§ **EXERCISE BRIEF**: Will you extract the entries word for word? Images should not appear in the copy.

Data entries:
-- -- --

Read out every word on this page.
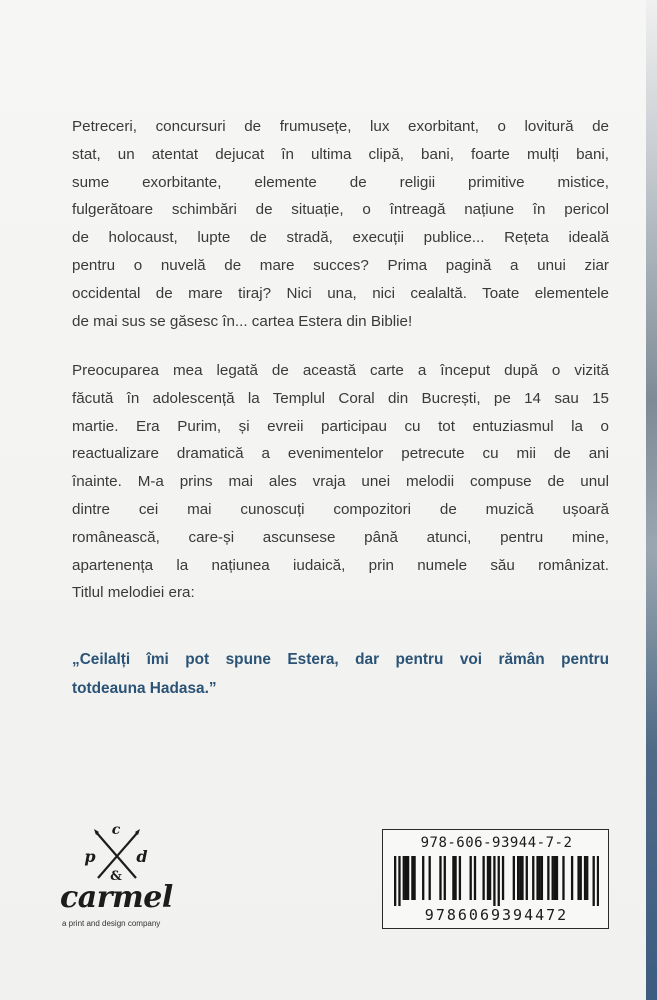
Petreceri, concursuri de frumusețe, lux exorbitant, o lovitură de
stat, un atentat dejucat în ultima clipă, bani, foarte mulți bani,
sume exorbitante, elemente de religii primitive mistice,
fulgerătoare schimbări de situație, o întreagă națiune în pericol
de holocaust, lupte de stradă, execuții publice... Rețeta ideală
pentru o nuvelă de mare succes? Prima pagină a unui ziar
occidental de mare tiraj? Nici una, nici cealaltă. Toate elementele
de mai sus se găsesc în... cartea Estera din Biblie!
Preocuparea mea legată de această carte a început după o vizită
făcută în adolescență la Templul Coral din Bucrești, pe 14 sau 15
martie. Era Purim, și evreii participau cu tot entuziasmul la o
reactualizare dramatică a evenimentelor petrecute cu mii de ani
înainte. M-a prins mai ales vraja unei melodii compuse de unul
dintre cei mai cunoscuți compozitori de muzică ușoară
românească, care-și ascunsese până atunci, pentru mine,
apartenența la națiunea iudaică, prin numele său românizat.
Titlul melodiei era:
„Ceilalți îmi pot spune Estera, dar pentru voi rămân pentru
totdeauna Hadasa.”
c
p	d
&
carmel
a print and design company
978-606-93944-7-2
9786069394472
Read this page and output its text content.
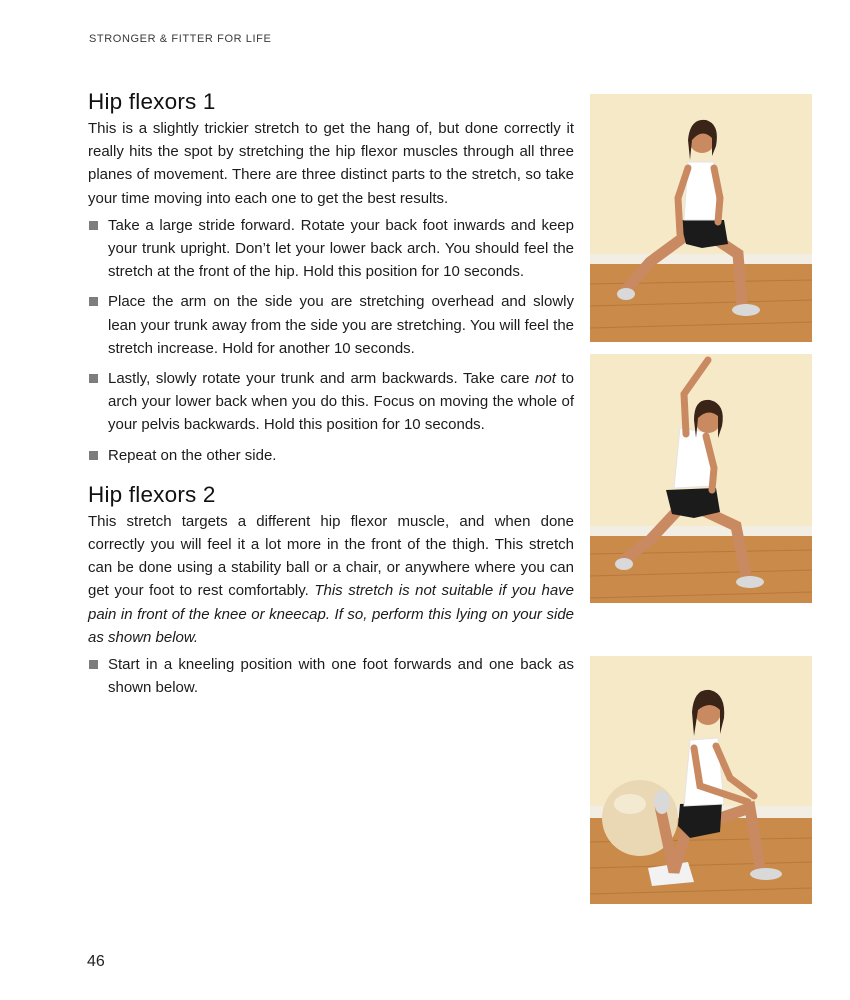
STRONGER & FITTER FOR LIFE
Hip flexors 1

This is a slightly trickier stretch to get the hang of, but done correctly it really hits the spot by stretching the hip flexor muscles through all three planes of movement. There are three distinct parts to the stretch, so take your time moving into each one to get the best results.

Take a large stride forward. Rotate your back foot inwards and keep your trunk upright. Don’t let your lower back arch. You should feel the stretch at the front of the hip. Hold this position for 10 seconds.
Place the arm on the side you are stretching overhead and slowly lean your trunk away from the side you are stretching. You will feel the stretch increase. Hold for another 10 seconds.
Lastly, slowly rotate your trunk and arm backwards. Take care not to arch your lower back when you do this. Focus on moving the whole of your pelvis backwards. Hold this position for 10 seconds.
Repeat on the other side.
Hip flexors 2

This stretch targets a different hip flexor muscle, and when done correctly you will feel it a lot more in the front of the thigh. This stretch can be done using a stability ball or a chair, or anywhere where you can get your foot to rest comfortably. This stretch is not suitable if you have pain in front of the knee or kneecap. If so, perform this lying on your side as shown below.

Start in a kneeling position with one foot forwards and one back as shown below.
46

-- -- --

§ **WRITTEN RESPONSE**:
Read out every word on this page.
Petreceri, concursuri de frumusețe, lux exorbitant, o lovitură de
stat, un atentat dejucat în ultima clipă, bani, foarte mulți bani,
sume exorbitante, elemente de religii primitive mistice,
fulgerătoare schimbări de situație, o întreagă națiune în pericol
de holocaust, lupte de stradă, execuții publice... Rețeta ideală
pentru o nuvelă de mare succes? Prima pagină a unui ziar
occidental de mare tiraj? Nici una, nici cealaltă. Toate elementele
de mai sus se găsesc în... cartea Estera din Biblie!
Preocuparea mea legată de această carte a început după o vizită
făcută în adolescență la Templul Coral din Bucrești, pe 14 sau 15
martie. Era Purim, și evreii participau cu tot entuziasmul la o
reactualizare dramatică a evenimentelor petrecute cu mii de ani
înainte. M-a prins mai ales vraja unei melodii compuse de unul
dintre cei mai cunoscuți compozitori de muzică ușoară
românească, care-și ascunsese până atunci, pentru mine,
apartenența la națiunea iudaică, prin numele său românizat.
Titlul melodiei era:
„Ceilalți îmi pot spune Estera, dar pentru voi rămân pentru
totdeauna Hadasa.”
c
p	d
&
carmel
a print and design company
978-606-93944-7-2
9786069394472
Read this page and output its text content.
STRONGER & FITTER FOR LIFE
Hip flexors 1

This is a slightly trickier stretch to get the hang of, but done correctly it really hits the spot by stretching the hip flexor muscles through all three planes of movement. There are three distinct parts to the stretch, so take your time moving into each one to get the best results.

Take a large stride forward. Rotate your back foot inwards and keep your trunk upright. Don’t let your lower back arch. You should feel the stretch at the front of the hip. Hold this position for 10 seconds.
Place the arm on the side you are stretching overhead and slowly lean your trunk away from the side you are stretching. You will feel the stretch increase. Hold for another 10 seconds.
Lastly, slowly rotate your trunk and arm backwards. Take care not to arch your lower back when you do this. Focus on moving the whole of your pelvis backwards. Hold this position for 10 seconds.
Repeat on the other side.
Hip flexors 2

This stretch targets a different hip flexor muscle, and when done correctly you will feel it a lot more in the front of the thigh. This stretch can be done using a stability ball or a chair, or anywhere where you can get your foot to rest comfortably. This stretch is not suitable if you have pain in front of the knee or kneecap. If so, perform this lying on your side as shown below.

Start in a kneeling position with one foot forwards and one back as shown below.
46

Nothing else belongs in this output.